◆ WHAT YOU ARE ASKED TO DO:
Search the material for "annot" and show all lines that contain it.

[Structured figure records]
━━━━━━━━━━━━━━━━
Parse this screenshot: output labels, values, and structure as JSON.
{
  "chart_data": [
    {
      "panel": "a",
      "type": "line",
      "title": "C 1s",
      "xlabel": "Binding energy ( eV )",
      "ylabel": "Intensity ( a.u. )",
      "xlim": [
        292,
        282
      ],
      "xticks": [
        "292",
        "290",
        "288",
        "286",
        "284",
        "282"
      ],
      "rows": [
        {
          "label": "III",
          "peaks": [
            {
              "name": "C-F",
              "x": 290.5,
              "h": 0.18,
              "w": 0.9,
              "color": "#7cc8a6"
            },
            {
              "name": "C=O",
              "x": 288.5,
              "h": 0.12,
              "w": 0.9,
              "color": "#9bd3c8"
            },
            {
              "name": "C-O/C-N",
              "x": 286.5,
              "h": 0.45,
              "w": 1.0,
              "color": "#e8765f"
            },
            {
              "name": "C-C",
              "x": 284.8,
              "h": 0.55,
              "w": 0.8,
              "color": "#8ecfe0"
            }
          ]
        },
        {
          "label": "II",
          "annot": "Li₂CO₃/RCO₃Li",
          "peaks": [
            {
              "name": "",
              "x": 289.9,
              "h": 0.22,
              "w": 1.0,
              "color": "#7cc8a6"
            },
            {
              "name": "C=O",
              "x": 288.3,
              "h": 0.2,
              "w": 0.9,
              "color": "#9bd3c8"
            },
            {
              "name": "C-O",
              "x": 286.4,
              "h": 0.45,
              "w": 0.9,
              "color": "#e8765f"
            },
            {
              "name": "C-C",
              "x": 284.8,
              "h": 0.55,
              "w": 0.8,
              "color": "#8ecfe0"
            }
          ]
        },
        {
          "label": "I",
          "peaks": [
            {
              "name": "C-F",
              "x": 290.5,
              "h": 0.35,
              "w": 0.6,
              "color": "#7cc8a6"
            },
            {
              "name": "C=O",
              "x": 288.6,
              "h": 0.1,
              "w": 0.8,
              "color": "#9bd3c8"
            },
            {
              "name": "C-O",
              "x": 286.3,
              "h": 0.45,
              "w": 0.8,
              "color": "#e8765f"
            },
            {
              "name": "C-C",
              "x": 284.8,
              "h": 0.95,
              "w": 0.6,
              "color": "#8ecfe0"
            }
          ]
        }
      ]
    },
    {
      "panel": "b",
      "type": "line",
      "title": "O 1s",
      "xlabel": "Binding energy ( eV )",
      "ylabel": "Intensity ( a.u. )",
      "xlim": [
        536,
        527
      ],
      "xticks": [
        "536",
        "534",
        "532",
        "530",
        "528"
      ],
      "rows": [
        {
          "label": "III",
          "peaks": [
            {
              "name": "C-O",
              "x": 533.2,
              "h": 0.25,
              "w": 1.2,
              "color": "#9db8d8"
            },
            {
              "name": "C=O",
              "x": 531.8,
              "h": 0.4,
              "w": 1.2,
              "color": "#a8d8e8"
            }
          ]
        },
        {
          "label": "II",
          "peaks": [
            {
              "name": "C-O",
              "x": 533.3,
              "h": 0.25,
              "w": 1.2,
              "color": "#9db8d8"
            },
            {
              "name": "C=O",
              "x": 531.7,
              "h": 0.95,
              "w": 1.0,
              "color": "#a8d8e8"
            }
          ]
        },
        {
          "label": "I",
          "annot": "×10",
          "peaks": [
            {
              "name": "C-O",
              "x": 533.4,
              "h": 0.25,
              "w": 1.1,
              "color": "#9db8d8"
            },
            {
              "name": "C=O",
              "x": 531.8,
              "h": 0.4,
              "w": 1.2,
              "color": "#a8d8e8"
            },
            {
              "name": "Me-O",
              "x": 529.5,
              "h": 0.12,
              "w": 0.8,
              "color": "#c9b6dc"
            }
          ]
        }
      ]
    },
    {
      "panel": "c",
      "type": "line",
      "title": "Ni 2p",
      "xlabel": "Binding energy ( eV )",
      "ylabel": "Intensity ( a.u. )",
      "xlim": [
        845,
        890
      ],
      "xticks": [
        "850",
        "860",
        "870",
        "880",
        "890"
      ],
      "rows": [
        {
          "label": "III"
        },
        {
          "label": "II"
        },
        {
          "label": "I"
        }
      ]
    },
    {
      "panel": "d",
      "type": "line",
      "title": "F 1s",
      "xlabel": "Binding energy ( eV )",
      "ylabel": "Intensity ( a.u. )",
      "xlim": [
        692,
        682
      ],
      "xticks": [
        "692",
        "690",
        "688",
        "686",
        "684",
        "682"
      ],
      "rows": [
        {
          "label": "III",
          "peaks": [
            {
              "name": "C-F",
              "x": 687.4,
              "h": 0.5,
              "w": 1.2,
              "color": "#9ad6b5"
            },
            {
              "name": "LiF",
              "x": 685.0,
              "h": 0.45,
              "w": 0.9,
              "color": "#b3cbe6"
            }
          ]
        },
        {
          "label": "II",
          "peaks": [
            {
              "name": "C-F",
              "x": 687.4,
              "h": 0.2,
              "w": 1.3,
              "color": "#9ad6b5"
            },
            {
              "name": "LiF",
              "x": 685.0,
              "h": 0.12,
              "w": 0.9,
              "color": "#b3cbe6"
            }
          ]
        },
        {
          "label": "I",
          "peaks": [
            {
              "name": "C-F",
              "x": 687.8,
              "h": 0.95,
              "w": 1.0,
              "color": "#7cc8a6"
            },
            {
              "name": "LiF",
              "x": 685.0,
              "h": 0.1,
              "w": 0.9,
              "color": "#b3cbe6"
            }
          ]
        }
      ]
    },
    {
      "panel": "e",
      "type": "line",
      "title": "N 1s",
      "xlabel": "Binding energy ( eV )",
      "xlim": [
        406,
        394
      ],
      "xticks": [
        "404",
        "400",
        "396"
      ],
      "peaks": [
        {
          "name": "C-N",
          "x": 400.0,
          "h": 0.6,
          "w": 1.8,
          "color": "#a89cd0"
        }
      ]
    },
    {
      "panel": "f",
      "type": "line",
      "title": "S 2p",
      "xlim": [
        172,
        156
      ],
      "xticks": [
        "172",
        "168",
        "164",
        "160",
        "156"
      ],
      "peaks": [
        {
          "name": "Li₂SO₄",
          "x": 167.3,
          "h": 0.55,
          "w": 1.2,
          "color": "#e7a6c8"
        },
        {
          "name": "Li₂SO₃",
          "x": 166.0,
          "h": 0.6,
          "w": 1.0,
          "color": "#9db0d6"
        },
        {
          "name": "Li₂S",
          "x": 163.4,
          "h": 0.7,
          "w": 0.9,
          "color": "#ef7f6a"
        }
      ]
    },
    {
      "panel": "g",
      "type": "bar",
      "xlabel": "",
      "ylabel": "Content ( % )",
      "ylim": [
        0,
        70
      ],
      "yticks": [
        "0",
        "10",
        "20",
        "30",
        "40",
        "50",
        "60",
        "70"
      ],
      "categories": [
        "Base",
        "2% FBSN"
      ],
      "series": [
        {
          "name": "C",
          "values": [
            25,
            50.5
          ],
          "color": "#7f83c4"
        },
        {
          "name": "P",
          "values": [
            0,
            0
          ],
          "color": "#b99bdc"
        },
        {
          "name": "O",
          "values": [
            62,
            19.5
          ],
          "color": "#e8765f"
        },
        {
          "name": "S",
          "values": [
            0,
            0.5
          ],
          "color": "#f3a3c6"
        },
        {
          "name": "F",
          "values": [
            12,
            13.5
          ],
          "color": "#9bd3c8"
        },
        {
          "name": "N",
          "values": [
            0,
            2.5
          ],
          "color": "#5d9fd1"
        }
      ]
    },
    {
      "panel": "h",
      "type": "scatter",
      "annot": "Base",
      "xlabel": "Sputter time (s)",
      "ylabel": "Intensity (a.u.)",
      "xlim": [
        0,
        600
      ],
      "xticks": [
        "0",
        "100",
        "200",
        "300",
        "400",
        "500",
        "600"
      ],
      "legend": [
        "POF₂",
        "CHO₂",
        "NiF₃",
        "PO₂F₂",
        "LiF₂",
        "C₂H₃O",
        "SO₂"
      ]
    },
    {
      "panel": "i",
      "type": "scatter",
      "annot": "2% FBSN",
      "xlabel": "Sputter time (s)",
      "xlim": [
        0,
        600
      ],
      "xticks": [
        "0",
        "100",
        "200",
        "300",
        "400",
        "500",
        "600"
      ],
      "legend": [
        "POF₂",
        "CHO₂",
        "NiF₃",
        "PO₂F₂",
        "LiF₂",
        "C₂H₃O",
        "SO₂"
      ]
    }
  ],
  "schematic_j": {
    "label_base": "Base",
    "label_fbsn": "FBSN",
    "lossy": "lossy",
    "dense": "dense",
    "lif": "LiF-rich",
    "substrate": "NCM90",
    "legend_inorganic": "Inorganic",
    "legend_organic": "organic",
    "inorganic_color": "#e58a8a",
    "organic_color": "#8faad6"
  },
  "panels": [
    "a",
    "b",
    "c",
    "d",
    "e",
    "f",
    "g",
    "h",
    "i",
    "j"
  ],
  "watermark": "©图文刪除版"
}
━━━━━━━━━━━━━━━━
◆ RESPONSE TO THIS TASK:
          "annot": "Li₂CO₃/RCO₃Li",
          "annot": "×10",
      "annot": "Base",
      "annot": "2% FBSN",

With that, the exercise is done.